• [Records shown]

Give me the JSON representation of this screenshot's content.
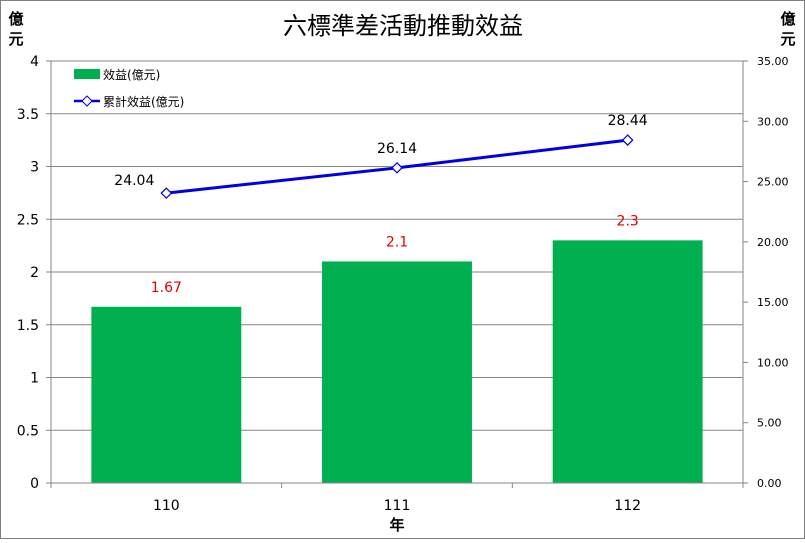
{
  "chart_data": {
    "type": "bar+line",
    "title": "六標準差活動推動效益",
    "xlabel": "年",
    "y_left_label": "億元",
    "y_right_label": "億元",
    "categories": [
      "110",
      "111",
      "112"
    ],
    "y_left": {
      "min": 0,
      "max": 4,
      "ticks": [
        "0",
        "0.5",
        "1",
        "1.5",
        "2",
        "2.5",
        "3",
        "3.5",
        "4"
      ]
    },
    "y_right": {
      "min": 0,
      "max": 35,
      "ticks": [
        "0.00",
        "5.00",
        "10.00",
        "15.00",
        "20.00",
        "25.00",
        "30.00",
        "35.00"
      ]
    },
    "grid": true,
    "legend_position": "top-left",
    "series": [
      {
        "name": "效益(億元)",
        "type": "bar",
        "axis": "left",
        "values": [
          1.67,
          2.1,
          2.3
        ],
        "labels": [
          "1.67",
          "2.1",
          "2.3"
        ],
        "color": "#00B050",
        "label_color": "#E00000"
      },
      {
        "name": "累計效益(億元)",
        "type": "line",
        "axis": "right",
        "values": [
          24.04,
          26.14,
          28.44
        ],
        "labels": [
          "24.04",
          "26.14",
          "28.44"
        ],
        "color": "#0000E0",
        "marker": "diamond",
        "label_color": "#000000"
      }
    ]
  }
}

...

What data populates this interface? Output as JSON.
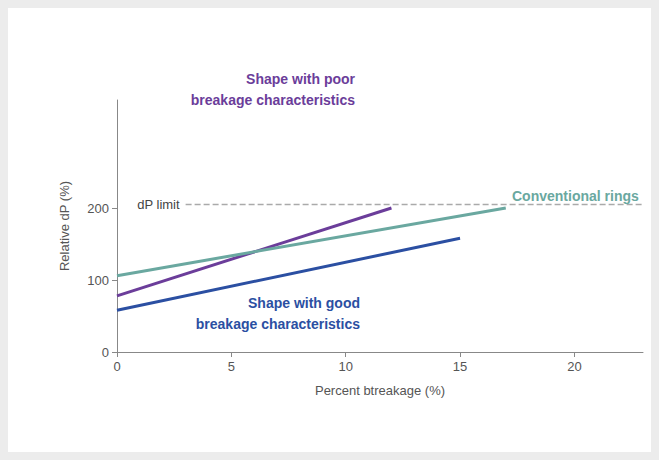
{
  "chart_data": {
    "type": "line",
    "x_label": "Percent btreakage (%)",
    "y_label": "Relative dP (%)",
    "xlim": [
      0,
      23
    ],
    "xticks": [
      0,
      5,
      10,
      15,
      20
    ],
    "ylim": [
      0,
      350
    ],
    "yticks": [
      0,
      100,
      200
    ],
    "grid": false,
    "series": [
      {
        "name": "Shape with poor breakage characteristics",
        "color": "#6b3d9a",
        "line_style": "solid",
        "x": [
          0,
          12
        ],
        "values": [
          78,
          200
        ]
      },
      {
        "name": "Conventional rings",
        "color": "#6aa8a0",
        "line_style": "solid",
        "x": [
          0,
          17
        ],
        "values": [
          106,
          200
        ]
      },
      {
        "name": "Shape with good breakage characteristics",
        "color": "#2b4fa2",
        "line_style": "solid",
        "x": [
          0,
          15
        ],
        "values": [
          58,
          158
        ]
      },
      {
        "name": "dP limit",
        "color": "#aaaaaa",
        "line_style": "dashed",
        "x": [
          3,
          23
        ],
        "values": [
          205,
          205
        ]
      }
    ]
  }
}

• [Required task] Return every line of the preceding records in which the word "breakage" appears.

• [Result]
        "name": "Shape with poor breakage characteristics",
        "name": "Shape with good breakage characteristics",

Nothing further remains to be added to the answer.